Instruction:
Leaving out the pictures, transcribe all of the records faithfully.

Given records:

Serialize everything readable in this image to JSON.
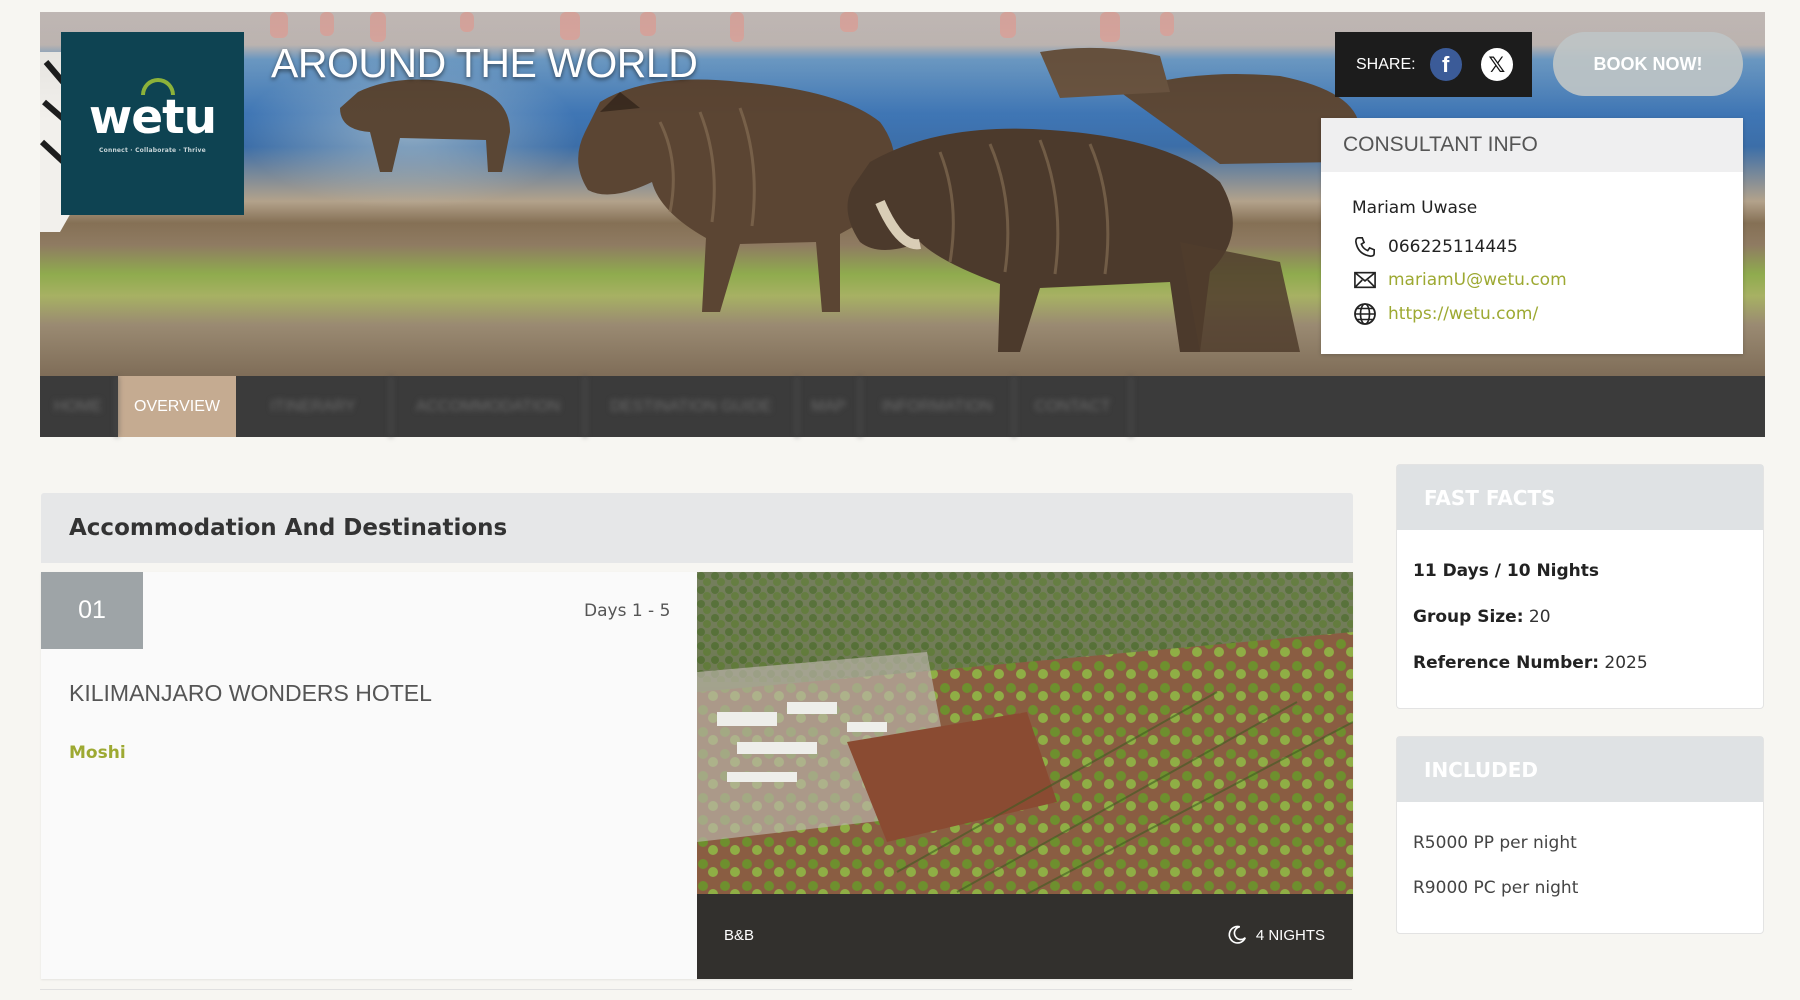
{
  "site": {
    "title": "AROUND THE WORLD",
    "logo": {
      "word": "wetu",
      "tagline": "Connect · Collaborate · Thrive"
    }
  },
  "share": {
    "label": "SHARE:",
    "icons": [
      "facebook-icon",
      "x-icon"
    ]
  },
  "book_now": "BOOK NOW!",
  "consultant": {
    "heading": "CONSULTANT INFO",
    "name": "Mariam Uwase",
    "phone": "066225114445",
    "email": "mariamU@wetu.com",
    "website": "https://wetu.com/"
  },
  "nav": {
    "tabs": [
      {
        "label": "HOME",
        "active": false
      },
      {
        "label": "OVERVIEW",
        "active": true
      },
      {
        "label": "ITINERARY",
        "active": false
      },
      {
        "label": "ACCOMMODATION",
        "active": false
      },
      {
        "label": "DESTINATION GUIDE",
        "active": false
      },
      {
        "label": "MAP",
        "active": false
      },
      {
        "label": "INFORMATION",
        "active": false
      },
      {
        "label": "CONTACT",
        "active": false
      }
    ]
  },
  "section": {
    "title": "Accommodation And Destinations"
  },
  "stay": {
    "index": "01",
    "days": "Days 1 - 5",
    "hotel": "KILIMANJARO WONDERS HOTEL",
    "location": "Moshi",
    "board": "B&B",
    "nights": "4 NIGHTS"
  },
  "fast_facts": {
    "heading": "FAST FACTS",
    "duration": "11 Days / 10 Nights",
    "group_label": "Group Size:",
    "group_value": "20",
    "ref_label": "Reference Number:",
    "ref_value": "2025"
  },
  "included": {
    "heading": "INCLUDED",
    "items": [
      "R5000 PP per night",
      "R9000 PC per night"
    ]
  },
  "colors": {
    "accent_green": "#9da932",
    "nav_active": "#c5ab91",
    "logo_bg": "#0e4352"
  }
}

Finished task:
Serialize everything readable in this image to JSON.
{
  "site": {
    "title": "AROUND THE WORLD",
    "logo": {
      "word": "wetu",
      "tagline": "Connect · Collaborate · Thrive"
    }
  },
  "share": {
    "label": "SHARE:",
    "icons": [
      "facebook-icon",
      "x-icon"
    ]
  },
  "book_now": "BOOK NOW!",
  "consultant": {
    "heading": "CONSULTANT INFO",
    "name": "Mariam Uwase",
    "phone": "066225114445",
    "email": "mariamU@wetu.com",
    "website": "https://wetu.com/"
  },
  "nav": {
    "tabs": [
      {
        "label": "HOME",
        "active": false
      },
      {
        "label": "OVERVIEW",
        "active": true
      },
      {
        "label": "ITINERARY",
        "active": false
      },
      {
        "label": "ACCOMMODATION",
        "active": false
      },
      {
        "label": "DESTINATION GUIDE",
        "active": false
      },
      {
        "label": "MAP",
        "active": false
      },
      {
        "label": "INFORMATION",
        "active": false
      },
      {
        "label": "CONTACT",
        "active": false
      }
    ]
  },
  "section": {
    "title": "Accommodation And Destinations"
  },
  "stay": {
    "index": "01",
    "days": "Days 1 - 5",
    "hotel": "KILIMANJARO WONDERS HOTEL",
    "location": "Moshi",
    "board": "B&B",
    "nights": "4 NIGHTS"
  },
  "fast_facts": {
    "heading": "FAST FACTS",
    "duration": "11 Days / 10 Nights",
    "group_label": "Group Size:",
    "group_value": "20",
    "ref_label": "Reference Number:",
    "ref_value": "2025"
  },
  "included": {
    "heading": "INCLUDED",
    "items": [
      "R5000 PP per night",
      "R9000 PC per night"
    ]
  },
  "colors": {
    "accent_green": "#9da932",
    "nav_active": "#c5ab91",
    "logo_bg": "#0e4352"
  }
}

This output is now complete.